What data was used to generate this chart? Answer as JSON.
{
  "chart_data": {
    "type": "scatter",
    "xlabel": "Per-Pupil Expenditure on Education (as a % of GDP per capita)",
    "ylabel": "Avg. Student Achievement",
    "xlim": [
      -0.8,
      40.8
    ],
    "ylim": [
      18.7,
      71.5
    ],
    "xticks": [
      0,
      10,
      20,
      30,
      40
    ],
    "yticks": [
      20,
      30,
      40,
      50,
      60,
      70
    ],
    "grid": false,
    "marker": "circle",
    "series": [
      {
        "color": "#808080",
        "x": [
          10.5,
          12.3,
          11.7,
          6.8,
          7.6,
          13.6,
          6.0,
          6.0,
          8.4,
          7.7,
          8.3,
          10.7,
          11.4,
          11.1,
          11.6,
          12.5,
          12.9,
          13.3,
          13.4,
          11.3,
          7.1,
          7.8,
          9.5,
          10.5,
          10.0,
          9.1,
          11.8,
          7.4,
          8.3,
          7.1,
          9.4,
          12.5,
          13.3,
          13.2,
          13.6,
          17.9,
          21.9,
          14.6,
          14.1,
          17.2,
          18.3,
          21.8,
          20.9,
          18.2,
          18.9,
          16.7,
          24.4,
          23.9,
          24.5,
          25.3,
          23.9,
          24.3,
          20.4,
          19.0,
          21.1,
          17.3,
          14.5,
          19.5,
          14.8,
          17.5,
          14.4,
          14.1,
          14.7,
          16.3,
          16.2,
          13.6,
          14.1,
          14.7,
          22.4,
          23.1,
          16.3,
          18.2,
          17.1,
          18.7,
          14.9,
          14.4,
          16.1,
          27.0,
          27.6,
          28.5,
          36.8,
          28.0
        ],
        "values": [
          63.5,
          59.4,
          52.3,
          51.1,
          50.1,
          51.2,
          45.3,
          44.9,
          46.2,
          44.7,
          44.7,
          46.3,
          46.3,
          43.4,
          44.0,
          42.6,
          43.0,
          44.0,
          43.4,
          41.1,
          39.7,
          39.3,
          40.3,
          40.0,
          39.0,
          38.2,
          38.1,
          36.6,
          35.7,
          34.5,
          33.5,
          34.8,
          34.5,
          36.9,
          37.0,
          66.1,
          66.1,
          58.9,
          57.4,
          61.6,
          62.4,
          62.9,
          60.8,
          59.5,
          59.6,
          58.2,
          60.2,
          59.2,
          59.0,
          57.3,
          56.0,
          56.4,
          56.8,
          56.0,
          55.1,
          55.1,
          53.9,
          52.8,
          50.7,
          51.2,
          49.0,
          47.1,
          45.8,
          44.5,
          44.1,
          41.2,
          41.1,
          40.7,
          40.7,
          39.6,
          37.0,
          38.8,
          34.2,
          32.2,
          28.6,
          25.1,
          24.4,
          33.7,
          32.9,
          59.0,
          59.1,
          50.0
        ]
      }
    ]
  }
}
------------------------------------------------
Extract the full listing above without altering anything.

What data was used to generate this chart? Answer as JSON.
{
  "chart_data": {
    "type": "scatter",
    "xlabel": "Per-Pupil Expenditure on Education (as a % of GDP per capita)",
    "ylabel": "Avg. Student Achievement",
    "xlim": [
      -0.8,
      40.8
    ],
    "ylim": [
      18.7,
      71.5
    ],
    "xticks": [
      0,
      10,
      20,
      30,
      40
    ],
    "yticks": [
      20,
      30,
      40,
      50,
      60,
      70
    ],
    "grid": false,
    "marker": "circle",
    "series": [
      {
        "color": "#808080",
        "x": [
          10.5,
          12.3,
          11.7,
          6.8,
          7.6,
          13.6,
          6.0,
          6.0,
          8.4,
          7.7,
          8.3,
          10.7,
          11.4,
          11.1,
          11.6,
          12.5,
          12.9,
          13.3,
          13.4,
          11.3,
          7.1,
          7.8,
          9.5,
          10.5,
          10.0,
          9.1,
          11.8,
          7.4,
          8.3,
          7.1,
          9.4,
          12.5,
          13.3,
          13.2,
          13.6,
          17.9,
          21.9,
          14.6,
          14.1,
          17.2,
          18.3,
          21.8,
          20.9,
          18.2,
          18.9,
          16.7,
          24.4,
          23.9,
          24.5,
          25.3,
          23.9,
          24.3,
          20.4,
          19.0,
          21.1,
          17.3,
          14.5,
          19.5,
          14.8,
          17.5,
          14.4,
          14.1,
          14.7,
          16.3,
          16.2,
          13.6,
          14.1,
          14.7,
          22.4,
          23.1,
          16.3,
          18.2,
          17.1,
          18.7,
          14.9,
          14.4,
          16.1,
          27.0,
          27.6,
          28.5,
          36.8,
          28.0
        ],
        "values": [
          63.5,
          59.4,
          52.3,
          51.1,
          50.1,
          51.2,
          45.3,
          44.9,
          46.2,
          44.7,
          44.7,
          46.3,
          46.3,
          43.4,
          44.0,
          42.6,
          43.0,
          44.0,
          43.4,
          41.1,
          39.7,
          39.3,
          40.3,
          40.0,
          39.0,
          38.2,
          38.1,
          36.6,
          35.7,
          34.5,
          33.5,
          34.8,
          34.5,
          36.9,
          37.0,
          66.1,
          66.1,
          58.9,
          57.4,
          61.6,
          62.4,
          62.9,
          60.8,
          59.5,
          59.6,
          58.2,
          60.2,
          59.2,
          59.0,
          57.3,
          56.0,
          56.4,
          56.8,
          56.0,
          55.1,
          55.1,
          53.9,
          52.8,
          50.7,
          51.2,
          49.0,
          47.1,
          45.8,
          44.5,
          44.1,
          41.2,
          41.1,
          40.7,
          40.7,
          39.6,
          37.0,
          38.8,
          34.2,
          32.2,
          28.6,
          25.1,
          24.4,
          33.7,
          32.9,
          59.0,
          59.1,
          50.0
        ]
      }
    ]
  }
}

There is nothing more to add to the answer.